## START EXTRACT

For the six months ended June 30, 2018, revenues for oil, natural gas and NGL sales were $26.5 million. Revenues for the sale of crude oil were $22.8 million, which resulted in a realized price of $57.90 per barrel. Revenues for the sale of natural gas were $1.5 million, which resulted in a realized price of $3.55 per Mcf. Revenues for the sale of NGLs were $2.2 million, which resulted in a realized price of $31.88 per BOE of sold production. For the six months ended June 30, 2017, revenues for oil, natural gas and NGL sales were $20.4 million. Revenues for the sale of crude oil were $17.0 million, which resulted in a realized price of $44.29 per barrel. Revenues for the sale of natural gas were $1.5 million, which resulted in a realized price of $3.37 per Mcf. Revenues for the sale of NGLs were $1.9 million, which resulted in a realized price of $26.45 per BOE of sold production.

## END EXTRACT

#### WHAT IS BEING ASKED
Return, word for word, the portion of the oil, natural gas and NGL revenue text above that starts with "For the six months ended June 30, 2018, revenues" and goes on through "of $26.45 per BOE of sold production.".

## START SUPPLIED INFORMATION

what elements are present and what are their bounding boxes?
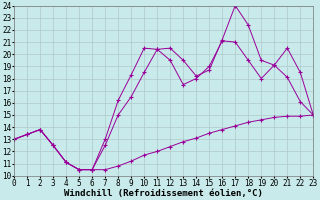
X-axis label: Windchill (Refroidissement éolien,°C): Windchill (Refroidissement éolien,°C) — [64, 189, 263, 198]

## END SUPPLIED INFORMATION

#### FULL RESPONSE
For the six months ended June 30, 2018, revenues for oil, natural gas and NGL sales were $26.5 million. Revenues for the sale of crude oil were $22.8 million, which resulted in a realized price of $57.90 per barrel. Revenues for the sale of natural gas were $1.5 million, which resulted in a realized price of $3.55 per Mcf. Revenues for the sale of NGLs were $2.2 million, which resulted in a realized price of $31.88 per BOE of sold production. For the six months ended June 30, 2017, revenues for oil, natural gas and NGL sales were $20.4 million. Revenues for the sale of crude oil were $17.0 million, which resulted in a realized price of $44.29 per barrel. Revenues for the sale of natural gas were $1.5 million, which resulted in a realized price of $3.37 per Mcf. Revenues for the sale of NGLs were $1.9 million, which resulted in a realized price of $26.45 per BOE of sold production.